Extracted data =>
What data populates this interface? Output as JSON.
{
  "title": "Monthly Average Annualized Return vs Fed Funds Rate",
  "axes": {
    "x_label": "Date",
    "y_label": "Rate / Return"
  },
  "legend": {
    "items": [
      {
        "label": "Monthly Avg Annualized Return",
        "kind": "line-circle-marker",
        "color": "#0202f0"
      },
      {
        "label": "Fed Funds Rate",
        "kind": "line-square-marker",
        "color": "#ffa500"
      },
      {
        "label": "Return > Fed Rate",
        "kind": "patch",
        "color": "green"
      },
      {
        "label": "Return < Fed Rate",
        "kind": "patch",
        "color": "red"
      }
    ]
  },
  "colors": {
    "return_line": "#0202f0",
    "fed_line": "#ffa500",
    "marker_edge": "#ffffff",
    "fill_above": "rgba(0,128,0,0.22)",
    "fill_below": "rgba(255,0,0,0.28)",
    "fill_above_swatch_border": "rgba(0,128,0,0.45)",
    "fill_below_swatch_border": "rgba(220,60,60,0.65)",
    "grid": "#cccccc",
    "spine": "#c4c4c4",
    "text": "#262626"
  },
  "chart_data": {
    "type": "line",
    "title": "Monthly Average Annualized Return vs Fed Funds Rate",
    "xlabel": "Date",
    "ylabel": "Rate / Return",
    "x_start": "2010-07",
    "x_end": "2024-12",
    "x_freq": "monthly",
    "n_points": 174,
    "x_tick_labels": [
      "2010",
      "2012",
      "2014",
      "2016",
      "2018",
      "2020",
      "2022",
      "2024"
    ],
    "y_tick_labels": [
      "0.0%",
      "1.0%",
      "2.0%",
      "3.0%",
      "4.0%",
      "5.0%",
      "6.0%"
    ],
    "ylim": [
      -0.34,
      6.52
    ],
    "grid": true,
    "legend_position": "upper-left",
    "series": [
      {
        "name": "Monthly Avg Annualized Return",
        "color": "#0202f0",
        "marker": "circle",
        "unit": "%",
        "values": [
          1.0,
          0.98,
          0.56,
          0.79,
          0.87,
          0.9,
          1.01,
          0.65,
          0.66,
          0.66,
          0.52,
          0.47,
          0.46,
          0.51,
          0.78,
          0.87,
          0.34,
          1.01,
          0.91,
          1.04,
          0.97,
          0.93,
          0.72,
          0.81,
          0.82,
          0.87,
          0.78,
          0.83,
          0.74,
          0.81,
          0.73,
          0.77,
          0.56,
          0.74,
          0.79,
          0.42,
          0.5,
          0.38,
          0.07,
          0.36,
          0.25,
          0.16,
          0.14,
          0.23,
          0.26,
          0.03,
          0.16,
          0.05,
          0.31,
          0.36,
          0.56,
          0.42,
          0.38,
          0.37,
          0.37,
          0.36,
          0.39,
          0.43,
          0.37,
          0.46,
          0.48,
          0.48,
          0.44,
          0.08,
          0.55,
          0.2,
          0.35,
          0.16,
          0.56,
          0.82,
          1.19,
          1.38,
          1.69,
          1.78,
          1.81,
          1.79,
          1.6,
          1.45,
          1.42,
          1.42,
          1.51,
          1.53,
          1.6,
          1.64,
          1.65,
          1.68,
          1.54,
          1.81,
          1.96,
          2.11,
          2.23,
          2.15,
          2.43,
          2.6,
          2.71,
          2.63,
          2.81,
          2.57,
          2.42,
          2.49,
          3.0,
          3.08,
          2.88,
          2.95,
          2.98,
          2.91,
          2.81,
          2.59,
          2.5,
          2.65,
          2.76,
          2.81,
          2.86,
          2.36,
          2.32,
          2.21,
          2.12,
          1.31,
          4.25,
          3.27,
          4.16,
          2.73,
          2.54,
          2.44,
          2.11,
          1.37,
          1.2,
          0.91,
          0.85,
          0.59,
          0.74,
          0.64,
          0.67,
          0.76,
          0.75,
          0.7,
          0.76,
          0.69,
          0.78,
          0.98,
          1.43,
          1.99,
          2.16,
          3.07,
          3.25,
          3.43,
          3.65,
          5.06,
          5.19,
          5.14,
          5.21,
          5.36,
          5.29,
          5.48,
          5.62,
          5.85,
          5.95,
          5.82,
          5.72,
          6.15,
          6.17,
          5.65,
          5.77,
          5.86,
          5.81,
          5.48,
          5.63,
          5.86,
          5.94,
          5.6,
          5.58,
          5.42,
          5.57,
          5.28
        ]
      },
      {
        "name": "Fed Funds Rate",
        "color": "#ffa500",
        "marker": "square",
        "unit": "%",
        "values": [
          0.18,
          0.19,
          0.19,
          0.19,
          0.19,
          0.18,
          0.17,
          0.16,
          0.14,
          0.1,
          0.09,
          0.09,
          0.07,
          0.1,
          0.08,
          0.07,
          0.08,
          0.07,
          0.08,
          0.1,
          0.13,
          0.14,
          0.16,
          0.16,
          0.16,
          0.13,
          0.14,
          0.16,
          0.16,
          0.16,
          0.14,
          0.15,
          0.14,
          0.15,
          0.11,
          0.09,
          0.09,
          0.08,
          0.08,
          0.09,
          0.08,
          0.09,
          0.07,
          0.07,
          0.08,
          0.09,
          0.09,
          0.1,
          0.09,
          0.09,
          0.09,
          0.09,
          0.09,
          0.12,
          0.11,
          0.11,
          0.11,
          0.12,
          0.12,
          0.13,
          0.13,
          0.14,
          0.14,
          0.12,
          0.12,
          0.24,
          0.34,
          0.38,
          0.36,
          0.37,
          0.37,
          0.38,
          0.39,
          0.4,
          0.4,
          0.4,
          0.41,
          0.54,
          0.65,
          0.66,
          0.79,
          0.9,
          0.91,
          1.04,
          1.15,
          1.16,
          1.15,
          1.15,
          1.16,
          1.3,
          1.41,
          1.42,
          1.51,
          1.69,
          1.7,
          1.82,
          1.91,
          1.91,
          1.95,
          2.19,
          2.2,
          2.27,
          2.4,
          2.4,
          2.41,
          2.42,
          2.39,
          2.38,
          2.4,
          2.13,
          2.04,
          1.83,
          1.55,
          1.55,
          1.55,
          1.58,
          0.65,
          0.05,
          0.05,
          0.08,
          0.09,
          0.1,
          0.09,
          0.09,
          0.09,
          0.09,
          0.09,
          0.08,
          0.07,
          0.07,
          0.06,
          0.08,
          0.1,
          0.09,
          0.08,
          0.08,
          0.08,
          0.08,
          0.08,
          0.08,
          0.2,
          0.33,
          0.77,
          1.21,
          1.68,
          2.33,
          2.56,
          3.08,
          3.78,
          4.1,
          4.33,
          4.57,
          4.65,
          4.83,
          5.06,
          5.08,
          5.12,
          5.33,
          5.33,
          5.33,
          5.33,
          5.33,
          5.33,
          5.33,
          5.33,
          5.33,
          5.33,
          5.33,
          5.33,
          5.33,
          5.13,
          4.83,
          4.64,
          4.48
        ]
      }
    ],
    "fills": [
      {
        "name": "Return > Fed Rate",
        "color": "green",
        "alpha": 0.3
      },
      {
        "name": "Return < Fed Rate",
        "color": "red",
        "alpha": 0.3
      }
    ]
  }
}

What to produce =>
Please set down all the data word for word.

Reply =>
What data populates this interface? Output as JSON.
{
  "title": "Monthly Average Annualized Return vs Fed Funds Rate",
  "axes": {
    "x_label": "Date",
    "y_label": "Rate / Return"
  },
  "legend": {
    "items": [
      {
        "label": "Monthly Avg Annualized Return",
        "kind": "line-circle-marker",
        "color": "#0202f0"
      },
      {
        "label": "Fed Funds Rate",
        "kind": "line-square-marker",
        "color": "#ffa500"
      },
      {
        "label": "Return > Fed Rate",
        "kind": "patch",
        "color": "green"
      },
      {
        "label": "Return < Fed Rate",
        "kind": "patch",
        "color": "red"
      }
    ]
  },
  "colors": {
    "return_line": "#0202f0",
    "fed_line": "#ffa500",
    "marker_edge": "#ffffff",
    "fill_above": "rgba(0,128,0,0.22)",
    "fill_below": "rgba(255,0,0,0.28)",
    "fill_above_swatch_border": "rgba(0,128,0,0.45)",
    "fill_below_swatch_border": "rgba(220,60,60,0.65)",
    "grid": "#cccccc",
    "spine": "#c4c4c4",
    "text": "#262626"
  },
  "chart_data": {
    "type": "line",
    "title": "Monthly Average Annualized Return vs Fed Funds Rate",
    "xlabel": "Date",
    "ylabel": "Rate / Return",
    "x_start": "2010-07",
    "x_end": "2024-12",
    "x_freq": "monthly",
    "n_points": 174,
    "x_tick_labels": [
      "2010",
      "2012",
      "2014",
      "2016",
      "2018",
      "2020",
      "2022",
      "2024"
    ],
    "y_tick_labels": [
      "0.0%",
      "1.0%",
      "2.0%",
      "3.0%",
      "4.0%",
      "5.0%",
      "6.0%"
    ],
    "ylim": [
      -0.34,
      6.52
    ],
    "grid": true,
    "legend_position": "upper-left",
    "series": [
      {
        "name": "Monthly Avg Annualized Return",
        "color": "#0202f0",
        "marker": "circle",
        "unit": "%",
        "values": [
          1.0,
          0.98,
          0.56,
          0.79,
          0.87,
          0.9,
          1.01,
          0.65,
          0.66,
          0.66,
          0.52,
          0.47,
          0.46,
          0.51,
          0.78,
          0.87,
          0.34,
          1.01,
          0.91,
          1.04,
          0.97,
          0.93,
          0.72,
          0.81,
          0.82,
          0.87,
          0.78,
          0.83,
          0.74,
          0.81,
          0.73,
          0.77,
          0.56,
          0.74,
          0.79,
          0.42,
          0.5,
          0.38,
          0.07,
          0.36,
          0.25,
          0.16,
          0.14,
          0.23,
          0.26,
          0.03,
          0.16,
          0.05,
          0.31,
          0.36,
          0.56,
          0.42,
          0.38,
          0.37,
          0.37,
          0.36,
          0.39,
          0.43,
          0.37,
          0.46,
          0.48,
          0.48,
          0.44,
          0.08,
          0.55,
          0.2,
          0.35,
          0.16,
          0.56,
          0.82,
          1.19,
          1.38,
          1.69,
          1.78,
          1.81,
          1.79,
          1.6,
          1.45,
          1.42,
          1.42,
          1.51,
          1.53,
          1.6,
          1.64,
          1.65,
          1.68,
          1.54,
          1.81,
          1.96,
          2.11,
          2.23,
          2.15,
          2.43,
          2.6,
          2.71,
          2.63,
          2.81,
          2.57,
          2.42,
          2.49,
          3.0,
          3.08,
          2.88,
          2.95,
          2.98,
          2.91,
          2.81,
          2.59,
          2.5,
          2.65,
          2.76,
          2.81,
          2.86,
          2.36,
          2.32,
          2.21,
          2.12,
          1.31,
          4.25,
          3.27,
          4.16,
          2.73,
          2.54,
          2.44,
          2.11,
          1.37,
          1.2,
          0.91,
          0.85,
          0.59,
          0.74,
          0.64,
          0.67,
          0.76,
          0.75,
          0.7,
          0.76,
          0.69,
          0.78,
          0.98,
          1.43,
          1.99,
          2.16,
          3.07,
          3.25,
          3.43,
          3.65,
          5.06,
          5.19,
          5.14,
          5.21,
          5.36,
          5.29,
          5.48,
          5.62,
          5.85,
          5.95,
          5.82,
          5.72,
          6.15,
          6.17,
          5.65,
          5.77,
          5.86,
          5.81,
          5.48,
          5.63,
          5.86,
          5.94,
          5.6,
          5.58,
          5.42,
          5.57,
          5.28
        ]
      },
      {
        "name": "Fed Funds Rate",
        "color": "#ffa500",
        "marker": "square",
        "unit": "%",
        "values": [
          0.18,
          0.19,
          0.19,
          0.19,
          0.19,
          0.18,
          0.17,
          0.16,
          0.14,
          0.1,
          0.09,
          0.09,
          0.07,
          0.1,
          0.08,
          0.07,
          0.08,
          0.07,
          0.08,
          0.1,
          0.13,
          0.14,
          0.16,
          0.16,
          0.16,
          0.13,
          0.14,
          0.16,
          0.16,
          0.16,
          0.14,
          0.15,
          0.14,
          0.15,
          0.11,
          0.09,
          0.09,
          0.08,
          0.08,
          0.09,
          0.08,
          0.09,
          0.07,
          0.07,
          0.08,
          0.09,
          0.09,
          0.1,
          0.09,
          0.09,
          0.09,
          0.09,
          0.09,
          0.12,
          0.11,
          0.11,
          0.11,
          0.12,
          0.12,
          0.13,
          0.13,
          0.14,
          0.14,
          0.12,
          0.12,
          0.24,
          0.34,
          0.38,
          0.36,
          0.37,
          0.37,
          0.38,
          0.39,
          0.4,
          0.4,
          0.4,
          0.41,
          0.54,
          0.65,
          0.66,
          0.79,
          0.9,
          0.91,
          1.04,
          1.15,
          1.16,
          1.15,
          1.15,
          1.16,
          1.3,
          1.41,
          1.42,
          1.51,
          1.69,
          1.7,
          1.82,
          1.91,
          1.91,
          1.95,
          2.19,
          2.2,
          2.27,
          2.4,
          2.4,
          2.41,
          2.42,
          2.39,
          2.38,
          2.4,
          2.13,
          2.04,
          1.83,
          1.55,
          1.55,
          1.55,
          1.58,
          0.65,
          0.05,
          0.05,
          0.08,
          0.09,
          0.1,
          0.09,
          0.09,
          0.09,
          0.09,
          0.09,
          0.08,
          0.07,
          0.07,
          0.06,
          0.08,
          0.1,
          0.09,
          0.08,
          0.08,
          0.08,
          0.08,
          0.08,
          0.08,
          0.2,
          0.33,
          0.77,
          1.21,
          1.68,
          2.33,
          2.56,
          3.08,
          3.78,
          4.1,
          4.33,
          4.57,
          4.65,
          4.83,
          5.06,
          5.08,
          5.12,
          5.33,
          5.33,
          5.33,
          5.33,
          5.33,
          5.33,
          5.33,
          5.33,
          5.33,
          5.33,
          5.33,
          5.33,
          5.33,
          5.13,
          4.83,
          4.64,
          4.48
        ]
      }
    ],
    "fills": [
      {
        "name": "Return > Fed Rate",
        "color": "green",
        "alpha": 0.3
      },
      {
        "name": "Return < Fed Rate",
        "color": "red",
        "alpha": 0.3
      }
    ]
  }
}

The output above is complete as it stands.